- **PROBLEM DESCRIPTION**: All entries below need to be written out exactly, but without their pictures.

----------

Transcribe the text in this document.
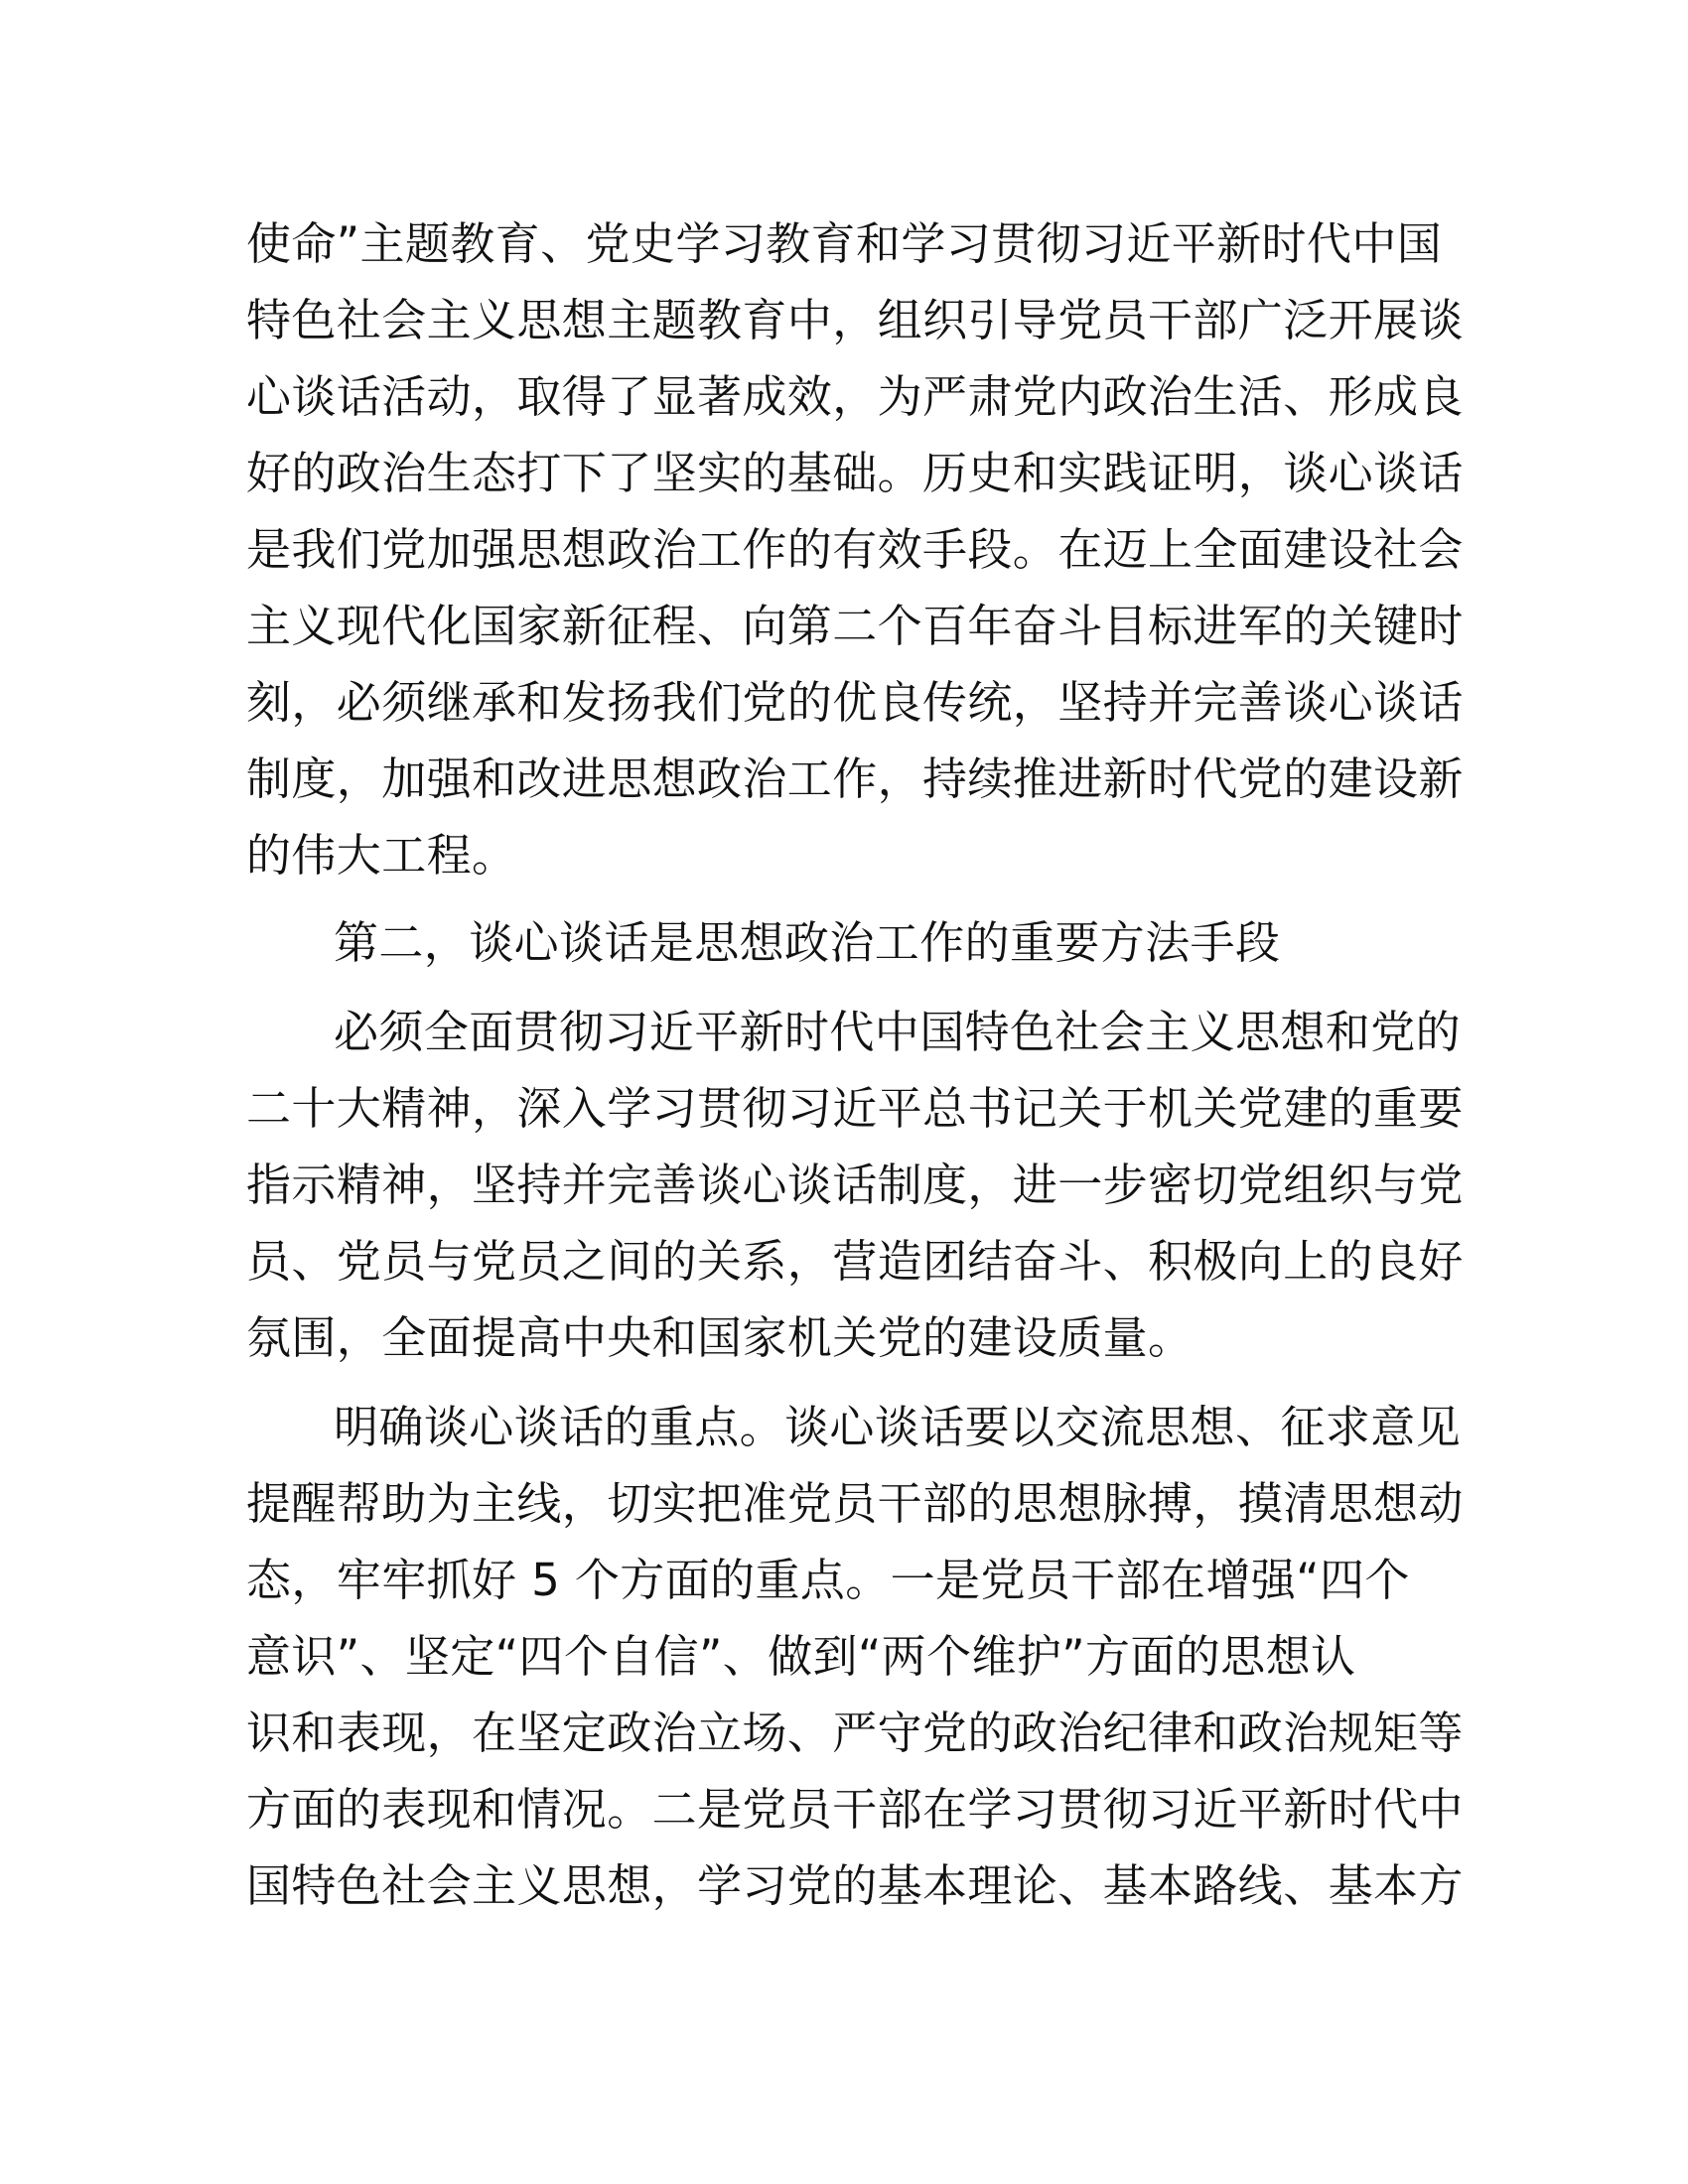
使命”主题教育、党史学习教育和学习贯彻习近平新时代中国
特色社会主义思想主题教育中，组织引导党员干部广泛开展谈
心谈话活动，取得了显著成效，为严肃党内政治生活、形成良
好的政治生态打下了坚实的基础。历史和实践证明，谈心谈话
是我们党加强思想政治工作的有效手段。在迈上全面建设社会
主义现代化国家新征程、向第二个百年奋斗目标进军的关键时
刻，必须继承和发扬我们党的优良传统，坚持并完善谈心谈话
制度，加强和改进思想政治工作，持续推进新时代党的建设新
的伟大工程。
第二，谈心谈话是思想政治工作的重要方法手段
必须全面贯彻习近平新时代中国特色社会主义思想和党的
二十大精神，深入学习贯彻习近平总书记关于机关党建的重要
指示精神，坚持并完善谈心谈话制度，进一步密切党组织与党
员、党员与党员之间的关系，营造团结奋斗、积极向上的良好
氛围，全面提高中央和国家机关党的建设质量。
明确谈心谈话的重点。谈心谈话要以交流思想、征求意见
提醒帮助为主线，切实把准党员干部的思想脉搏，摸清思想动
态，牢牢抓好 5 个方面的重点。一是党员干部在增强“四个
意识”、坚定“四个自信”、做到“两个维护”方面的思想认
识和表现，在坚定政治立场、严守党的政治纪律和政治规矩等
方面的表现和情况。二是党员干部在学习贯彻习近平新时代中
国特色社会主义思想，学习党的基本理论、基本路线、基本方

----------

- **REPLY**:
Transcribe the text in this document.
使命”主题教育、党史学习教育和学习贯彻习近平新时代中国
特色社会主义思想主题教育中，组织引导党员干部广泛开展谈
心谈话活动，取得了显著成效，为严肃党内政治生活、形成良
好的政治生态打下了坚实的基础。历史和实践证明，谈心谈话
是我们党加强思想政治工作的有效手段。在迈上全面建设社会
主义现代化国家新征程、向第二个百年奋斗目标进军的关键时
刻，必须继承和发扬我们党的优良传统，坚持并完善谈心谈话
制度，加强和改进思想政治工作，持续推进新时代党的建设新
的伟大工程。
第二，谈心谈话是思想政治工作的重要方法手段
必须全面贯彻习近平新时代中国特色社会主义思想和党的
二十大精神，深入学习贯彻习近平总书记关于机关党建的重要
指示精神，坚持并完善谈心谈话制度，进一步密切党组织与党
员、党员与党员之间的关系，营造团结奋斗、积极向上的良好
氛围，全面提高中央和国家机关党的建设质量。
明确谈心谈话的重点。谈心谈话要以交流思想、征求意见
提醒帮助为主线，切实把准党员干部的思想脉搏，摸清思想动
态，牢牢抓好 5 个方面的重点。一是党员干部在增强“四个
意识”、坚定“四个自信”、做到“两个维护”方面的思想认
识和表现，在坚定政治立场、严守党的政治纪律和政治规矩等
方面的表现和情况。二是党员干部在学习贯彻习近平新时代中
国特色社会主义思想，学习党的基本理论、基本路线、基本方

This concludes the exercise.